_Instructions for the task_
Write out every entry, unchanged. Skip any picture.

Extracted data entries
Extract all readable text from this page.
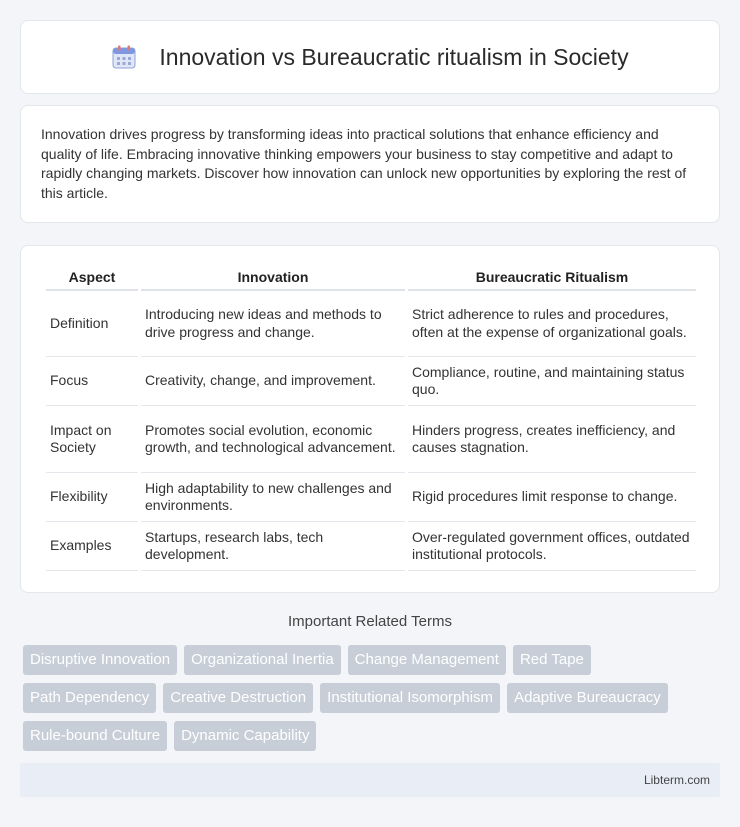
Innovation vs Bureaucratic ritualism in Society

Innovation drives progress by transforming ideas into practical solutions that enhance efficiency and quality of life. Embracing innovative thinking empowers your business to stay competitive and adapt to rapidly changing markets. Discover how innovation can unlock new opportunities by exploring the rest of this article.

Aspect	Innovation	Bureaucratic Ritualism
Definition	Introducing new ideas and methods to drive progress and change.	Strict adherence to rules and procedures, often at the expense of organizational goals.
Focus	Creativity, change, and improvement.	Compliance, routine, and maintaining status quo.
Impact on Society	Promotes social evolution, economic growth, and technological advancement.	Hinders progress, creates inefficiency, and causes stagnation.
Flexibility	High adaptability to new challenges and environments.	Rigid procedures limit response to change.
Examples	Startups, research labs, tech development.	Over-regulated government offices, outdated institutional protocols.
Important Related Terms
Disruptive Innovation	Organizational Inertia	Change Management	Red Tape
Path Dependency	Creative Destruction	Institutional Isomorphism	Adaptive Bureaucracy
Rule-bound Culture	Dynamic Capability
Libterm.com
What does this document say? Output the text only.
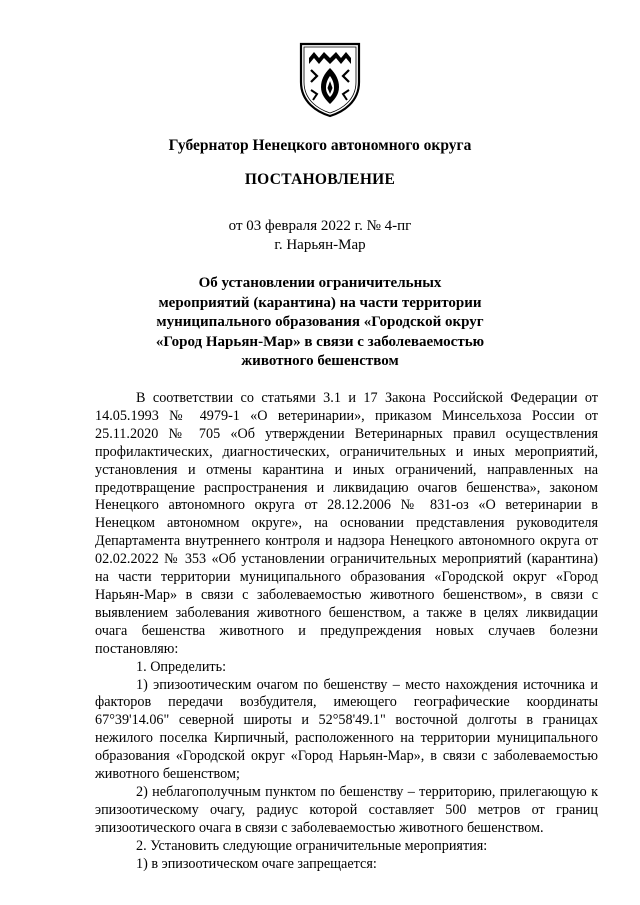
Губернатор Ненецкого автономного округа

ПОСТАНОВЛЕНИЕ

от 03 февраля 2022 г. № 4-пг
г. Нарьян-Мар
Об установлении ограничительных
мероприятий (карантина) на части территории
муниципального образования «Городской округ
«Город Нарьян-Мар» в связи с заболеваемостью
животного бешенством

В соответствии со статьями 3.1 и 17 Закона Российской Федерации от 14.05.1993 № 4979-1 «О ветеринарии», приказом Минсельхоза России от 25.11.2020 № 705 «Об утверждении Ветеринарных правил осуществления профилактических, диагностических, ограничительных и иных мероприятий, установления и отмены карантина и иных ограничений, направленных на предотвращение распространения и ликвидацию очагов бешенства», законом Ненецкого автономного округа от 28.12.2006 № 831-оз «О ветеринарии в Ненецком автономном округе», на основании представления руководителя Департамента внутреннего контроля и надзора Ненецкого автономного округа от 02.02.2022 № 353 «Об установлении ограничительных мероприятий (карантина) на части территории муниципального образования «Городской округ «Город Нарьян-Мар» в связи с заболеваемостью животного бешенством», в связи с выявлением заболевания животного бешенством, а также в целях ликвидации очага бешенства животного и предупреждения новых случаев болезни постановляю:

1. Определить:

1) эпизоотическим очагом по бешенству – место нахождения источника и факторов передачи возбудителя, имеющего географические координаты 67°39'14.06" северной широты и 52°58'49.1" восточной долготы в границах нежилого поселка Кирпичный, расположенного на территории муниципального образования «Городской округ «Город Нарьян-Мар», в связи с заболеваемостью животного бешенством;

2) неблагополучным пунктом по бешенству – территорию, прилегающую к эпизоотическому очагу, радиус которой составляет 500 метров от границ эпизоотического очага в связи с заболеваемостью животного бешенством.

2. Установить следующие ограничительные мероприятия:

1) в эпизоотическом очаге запрещается:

_The solution_
Extract all readable text from this page.
Innovation vs Bureaucratic ritualism in Society

Innovation drives progress by transforming ideas into practical solutions that enhance efficiency and quality of life. Embracing innovative thinking empowers your business to stay competitive and adapt to rapidly changing markets. Discover how innovation can unlock new opportunities by exploring the rest of this article.

Aspect	Innovation	Bureaucratic Ritualism
Definition	Introducing new ideas and methods to drive progress and change.	Strict adherence to rules and procedures, often at the expense of organizational goals.
Focus	Creativity, change, and improvement.	Compliance, routine, and maintaining status quo.
Impact on Society	Promotes social evolution, economic growth, and technological advancement.	Hinders progress, creates inefficiency, and causes stagnation.
Flexibility	High adaptability to new challenges and environments.	Rigid procedures limit response to change.
Examples	Startups, research labs, tech development.	Over-regulated government offices, outdated institutional protocols.
Important Related Terms
Disruptive Innovation	Organizational Inertia	Change Management	Red Tape
Path Dependency	Creative Destruction	Institutional Isomorphism	Adaptive Bureaucracy
Rule-bound Culture	Dynamic Capability
Libterm.com
What does this document say? Output the text only.
Губернатор Ненецкого автономного округа

ПОСТАНОВЛЕНИЕ

от 03 февраля 2022 г. № 4-пг
г. Нарьян-Мар
Об установлении ограничительных
мероприятий (карантина) на части территории
муниципального образования «Городской округ
«Город Нарьян-Мар» в связи с заболеваемостью
животного бешенством

В соответствии со статьями 3.1 и 17 Закона Российской Федерации от 14.05.1993 № 4979-1 «О ветеринарии», приказом Минсельхоза России от 25.11.2020 № 705 «Об утверждении Ветеринарных правил осуществления профилактических, диагностических, ограничительных и иных мероприятий, установления и отмены карантина и иных ограничений, направленных на предотвращение распространения и ликвидацию очагов бешенства», законом Ненецкого автономного округа от 28.12.2006 № 831-оз «О ветеринарии в Ненецком автономном округе», на основании представления руководителя Департамента внутреннего контроля и надзора Ненецкого автономного округа от 02.02.2022 № 353 «Об установлении ограничительных мероприятий (карантина) на части территории муниципального образования «Городской округ «Город Нарьян-Мар» в связи с заболеваемостью животного бешенством», в связи с выявлением заболевания животного бешенством, а также в целях ликвидации очага бешенства животного и предупреждения новых случаев болезни постановляю:

1. Определить:

1) эпизоотическим очагом по бешенству – место нахождения источника и факторов передачи возбудителя, имеющего географические координаты 67°39'14.06" северной широты и 52°58'49.1" восточной долготы в границах нежилого поселка Кирпичный, расположенного на территории муниципального образования «Городской округ «Город Нарьян-Мар», в связи с заболеваемостью животного бешенством;

2) неблагополучным пунктом по бешенству – территорию, прилегающую к эпизоотическому очагу, радиус которой составляет 500 метров от границ эпизоотического очага в связи с заболеваемостью животного бешенством.

2. Установить следующие ограничительные мероприятия:

1) в эпизоотическом очаге запрещается:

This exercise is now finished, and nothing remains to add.